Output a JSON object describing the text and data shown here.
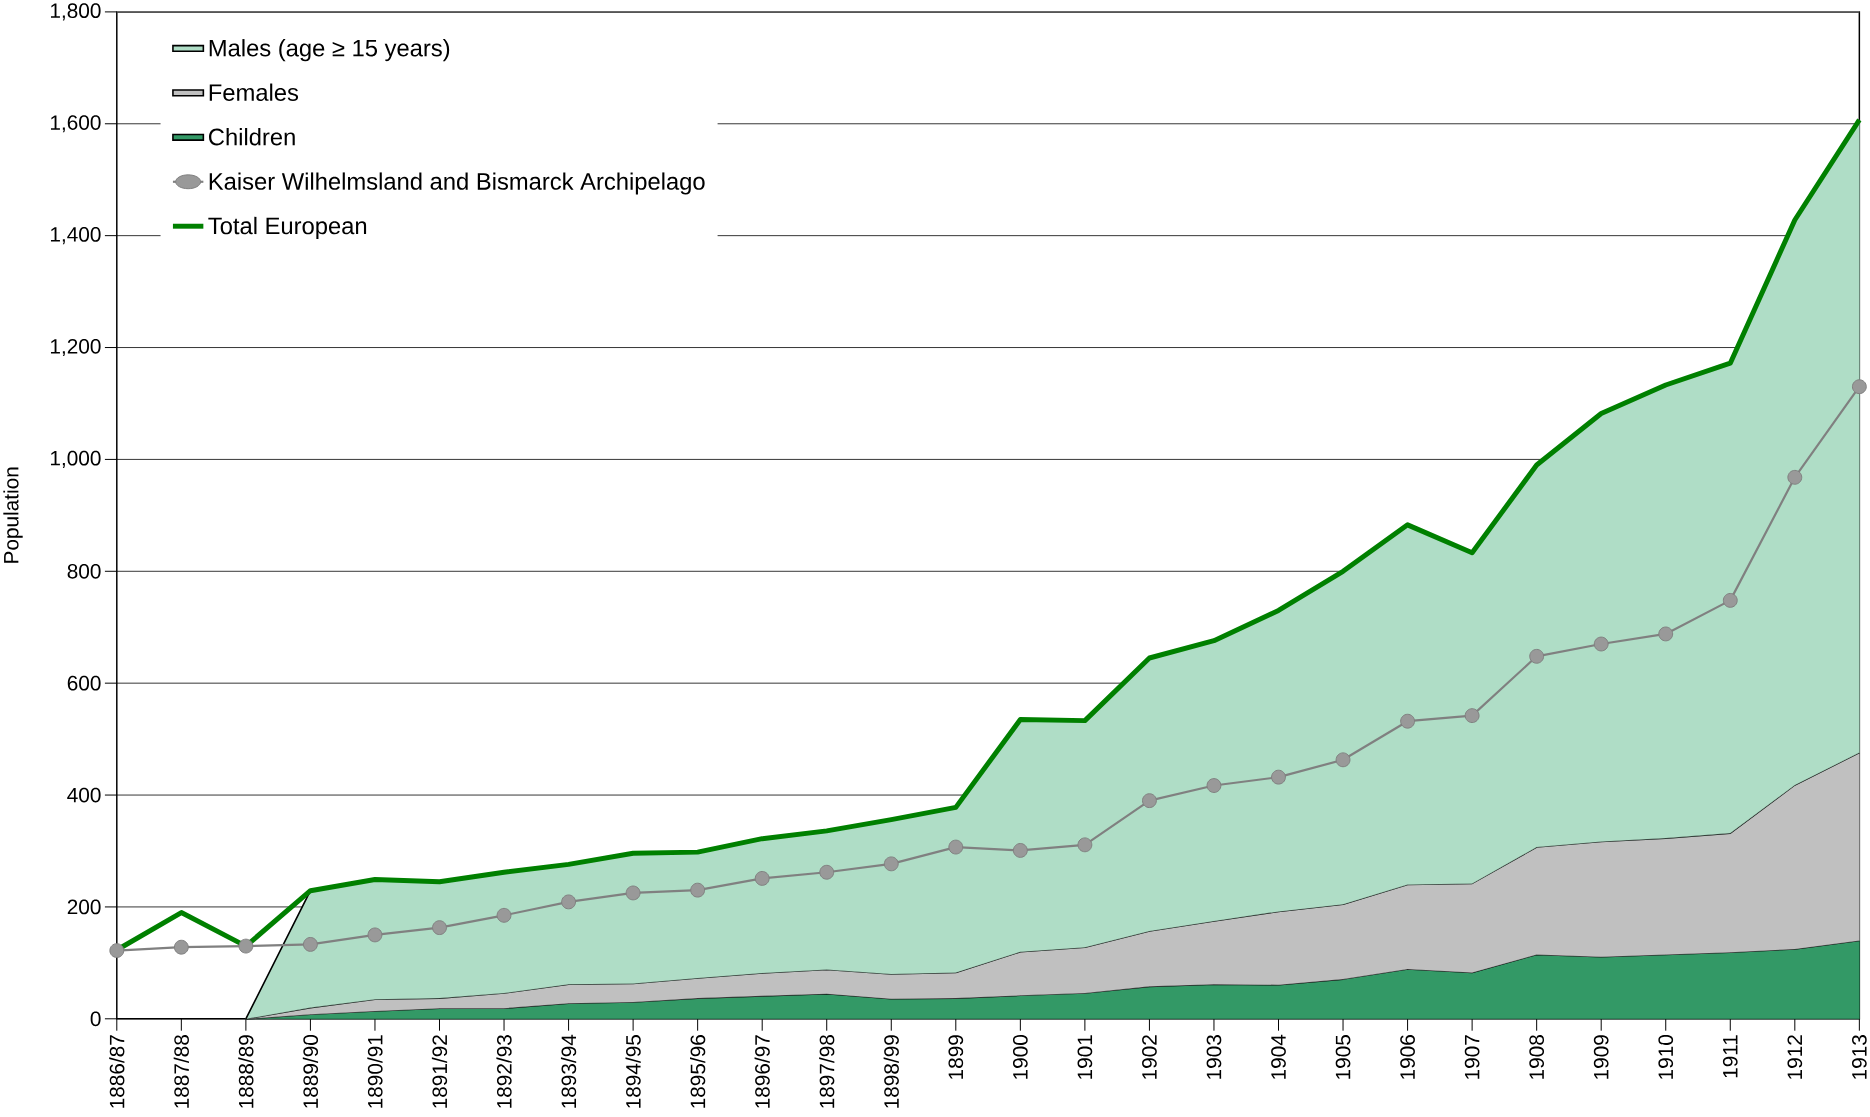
{
  "chart_data": {
    "type": "area",
    "stacked": true,
    "ylabel": "Population",
    "categories": [
      "1886/87",
      "1887/88",
      "1888/89",
      "1889/90",
      "1890/91",
      "1891/92",
      "1892/93",
      "1893/94",
      "1894/95",
      "1895/96",
      "1896/97",
      "1897/98",
      "1898/99",
      "1899",
      "1900",
      "1901",
      "1902",
      "1903",
      "1904",
      "1905",
      "1906",
      "1907",
      "1908",
      "1909",
      "1910",
      "1911",
      "1912",
      "1913"
    ],
    "series": [
      {
        "name": "Children",
        "color": "#339966",
        "values": [
          null,
          null,
          0,
          8,
          14,
          19,
          19,
          28,
          30,
          37,
          41,
          45,
          36,
          37,
          42,
          46,
          58,
          62,
          61,
          71,
          89,
          83,
          115,
          111,
          115,
          119,
          125,
          140
        ]
      },
      {
        "name": "Females",
        "color": "#c0c0c0",
        "values": [
          null,
          null,
          0,
          12,
          21,
          18,
          27,
          34,
          33,
          36,
          41,
          43,
          44,
          46,
          78,
          82,
          99,
          113,
          131,
          134,
          151,
          159,
          192,
          206,
          208,
          213,
          293,
          336
        ]
      },
      {
        "name": "Males (age ≥ 15 years)",
        "color": "#afddc6",
        "values": [
          null,
          null,
          0,
          209,
          214,
          208,
          216,
          214,
          233,
          225,
          240,
          248,
          276,
          295,
          415,
          405,
          488,
          501,
          538,
          595,
          643,
          591,
          683,
          767,
          810,
          840,
          1010,
          1131
        ]
      },
      {
        "name": "Kaiser Wilhelmsland and  Bismarck Archipelago",
        "type": "line",
        "color": "#808080",
        "marker": "circle",
        "values": [
          122,
          128,
          130,
          133,
          150,
          163,
          185,
          209,
          225,
          230,
          251,
          262,
          277,
          307,
          301,
          311,
          390,
          417,
          432,
          463,
          532,
          542,
          648,
          670,
          688,
          748,
          968,
          1130
        ]
      },
      {
        "name": "Total European",
        "type": "line",
        "color": "#008000",
        "values": [
          123,
          190,
          130,
          229,
          249,
          245,
          262,
          276,
          296,
          298,
          322,
          336,
          356,
          378,
          535,
          533,
          645,
          676,
          730,
          800,
          883,
          833,
          990,
          1082,
          1133,
          1172,
          1428,
          1607
        ]
      }
    ],
    "ylim": [
      0,
      1800
    ],
    "yticks": [
      0,
      200,
      400,
      600,
      800,
      {
        "value": 1000,
        "label": "1,000"
      },
      {
        "value": 1200,
        "label": "1,200"
      },
      {
        "value": 1400,
        "label": "1,400"
      },
      {
        "value": 1600,
        "label": "1,600"
      },
      {
        "value": 1800,
        "label": "1,800"
      }
    ],
    "grid": "y",
    "legend": "top left"
  }
}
________________
## Given exercise
Identify the lines that hold the word "color". Copy every one of them.

## Exercise answer
        "color": "#339966",
        "color": "#c0c0c0",
        "color": "#afddc6",
        "color": "#808080",
        "color": "#008000",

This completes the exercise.